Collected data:
========================================================================
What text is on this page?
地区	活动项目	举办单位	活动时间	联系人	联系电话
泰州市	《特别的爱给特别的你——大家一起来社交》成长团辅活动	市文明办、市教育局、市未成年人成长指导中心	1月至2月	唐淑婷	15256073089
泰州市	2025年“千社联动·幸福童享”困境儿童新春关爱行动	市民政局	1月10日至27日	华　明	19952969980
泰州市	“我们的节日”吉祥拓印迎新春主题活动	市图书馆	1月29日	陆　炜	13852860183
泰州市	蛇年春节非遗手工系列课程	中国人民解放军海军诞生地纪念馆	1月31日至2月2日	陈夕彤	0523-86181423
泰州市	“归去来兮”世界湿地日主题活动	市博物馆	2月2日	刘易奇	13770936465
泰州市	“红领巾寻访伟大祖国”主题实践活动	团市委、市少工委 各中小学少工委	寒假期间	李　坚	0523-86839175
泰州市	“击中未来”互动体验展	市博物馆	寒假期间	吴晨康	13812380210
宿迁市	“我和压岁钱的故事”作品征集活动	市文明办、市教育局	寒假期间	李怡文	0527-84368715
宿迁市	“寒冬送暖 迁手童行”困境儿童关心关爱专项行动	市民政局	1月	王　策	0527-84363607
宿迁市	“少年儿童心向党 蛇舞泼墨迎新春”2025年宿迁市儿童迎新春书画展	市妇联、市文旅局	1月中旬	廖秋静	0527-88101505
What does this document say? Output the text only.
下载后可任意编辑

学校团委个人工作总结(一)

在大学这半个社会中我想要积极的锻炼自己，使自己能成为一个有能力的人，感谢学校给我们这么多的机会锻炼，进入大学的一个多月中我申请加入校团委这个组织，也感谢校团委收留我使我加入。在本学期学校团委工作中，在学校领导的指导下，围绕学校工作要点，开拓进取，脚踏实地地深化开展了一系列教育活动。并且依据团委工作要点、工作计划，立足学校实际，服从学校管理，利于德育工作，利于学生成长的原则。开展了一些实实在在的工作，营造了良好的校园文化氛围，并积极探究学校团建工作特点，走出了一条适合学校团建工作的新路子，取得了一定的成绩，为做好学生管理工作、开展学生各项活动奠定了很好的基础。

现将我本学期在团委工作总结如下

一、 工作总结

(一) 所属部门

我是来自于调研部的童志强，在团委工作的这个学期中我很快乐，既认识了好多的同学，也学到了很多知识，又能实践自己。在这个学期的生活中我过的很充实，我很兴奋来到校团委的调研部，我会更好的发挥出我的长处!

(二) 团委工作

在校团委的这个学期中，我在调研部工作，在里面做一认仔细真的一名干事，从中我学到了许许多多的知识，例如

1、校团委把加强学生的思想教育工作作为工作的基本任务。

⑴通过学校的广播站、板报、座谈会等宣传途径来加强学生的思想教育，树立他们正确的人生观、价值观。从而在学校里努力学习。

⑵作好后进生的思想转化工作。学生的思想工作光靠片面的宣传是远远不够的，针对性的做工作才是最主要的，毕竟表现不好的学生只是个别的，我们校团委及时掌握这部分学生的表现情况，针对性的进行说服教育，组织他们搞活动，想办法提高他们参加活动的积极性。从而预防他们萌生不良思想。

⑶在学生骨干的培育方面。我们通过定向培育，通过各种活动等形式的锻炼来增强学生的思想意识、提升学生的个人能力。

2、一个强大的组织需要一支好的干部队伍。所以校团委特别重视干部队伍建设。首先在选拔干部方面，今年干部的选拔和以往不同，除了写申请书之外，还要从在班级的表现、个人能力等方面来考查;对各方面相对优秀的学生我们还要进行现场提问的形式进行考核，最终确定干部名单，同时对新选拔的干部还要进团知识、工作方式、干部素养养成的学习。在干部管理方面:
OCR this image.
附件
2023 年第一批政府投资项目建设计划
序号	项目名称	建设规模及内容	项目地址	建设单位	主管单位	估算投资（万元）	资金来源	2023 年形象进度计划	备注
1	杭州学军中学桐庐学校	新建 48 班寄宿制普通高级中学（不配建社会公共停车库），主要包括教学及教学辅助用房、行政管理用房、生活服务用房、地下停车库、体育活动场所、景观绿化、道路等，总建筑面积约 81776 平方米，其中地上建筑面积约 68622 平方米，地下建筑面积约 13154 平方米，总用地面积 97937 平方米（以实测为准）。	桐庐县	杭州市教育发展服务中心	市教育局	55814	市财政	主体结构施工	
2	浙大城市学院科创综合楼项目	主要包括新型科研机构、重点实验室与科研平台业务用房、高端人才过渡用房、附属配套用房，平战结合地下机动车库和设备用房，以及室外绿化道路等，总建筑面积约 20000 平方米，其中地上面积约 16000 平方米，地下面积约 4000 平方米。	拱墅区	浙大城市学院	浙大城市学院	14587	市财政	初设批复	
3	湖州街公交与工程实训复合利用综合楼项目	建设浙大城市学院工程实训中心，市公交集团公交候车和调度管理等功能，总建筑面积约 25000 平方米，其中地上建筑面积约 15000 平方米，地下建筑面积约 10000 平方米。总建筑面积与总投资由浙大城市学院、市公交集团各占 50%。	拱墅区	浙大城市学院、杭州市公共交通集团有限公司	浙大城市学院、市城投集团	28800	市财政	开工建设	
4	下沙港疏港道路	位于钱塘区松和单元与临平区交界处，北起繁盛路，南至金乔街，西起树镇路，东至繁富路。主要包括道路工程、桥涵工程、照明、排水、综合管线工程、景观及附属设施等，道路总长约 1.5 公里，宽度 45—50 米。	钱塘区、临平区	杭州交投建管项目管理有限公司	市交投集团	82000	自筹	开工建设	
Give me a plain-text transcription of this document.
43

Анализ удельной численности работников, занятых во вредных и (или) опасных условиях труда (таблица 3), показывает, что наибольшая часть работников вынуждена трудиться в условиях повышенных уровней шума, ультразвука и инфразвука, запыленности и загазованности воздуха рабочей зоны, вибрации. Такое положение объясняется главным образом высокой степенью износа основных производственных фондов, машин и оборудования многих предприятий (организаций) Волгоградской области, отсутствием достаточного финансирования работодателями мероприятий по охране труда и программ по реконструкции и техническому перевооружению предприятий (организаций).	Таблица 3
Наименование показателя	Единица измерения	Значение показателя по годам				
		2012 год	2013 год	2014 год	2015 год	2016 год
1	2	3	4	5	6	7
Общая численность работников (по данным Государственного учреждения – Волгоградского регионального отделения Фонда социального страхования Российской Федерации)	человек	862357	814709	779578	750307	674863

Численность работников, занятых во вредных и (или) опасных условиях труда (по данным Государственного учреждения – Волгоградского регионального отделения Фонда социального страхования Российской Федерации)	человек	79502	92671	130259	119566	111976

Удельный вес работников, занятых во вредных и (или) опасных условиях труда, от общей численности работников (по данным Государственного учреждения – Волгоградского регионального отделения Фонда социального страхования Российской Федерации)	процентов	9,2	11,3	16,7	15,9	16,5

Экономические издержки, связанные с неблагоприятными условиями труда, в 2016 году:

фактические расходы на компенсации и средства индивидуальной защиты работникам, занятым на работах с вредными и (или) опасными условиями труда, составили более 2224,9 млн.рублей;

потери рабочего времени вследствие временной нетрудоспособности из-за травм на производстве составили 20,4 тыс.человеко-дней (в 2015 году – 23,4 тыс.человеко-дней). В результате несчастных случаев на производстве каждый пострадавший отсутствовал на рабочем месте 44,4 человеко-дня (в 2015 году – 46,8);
========================================================================
The exercise → Give solely the number of lines in the data that contain the string "Волгоградского".

Complete response → 3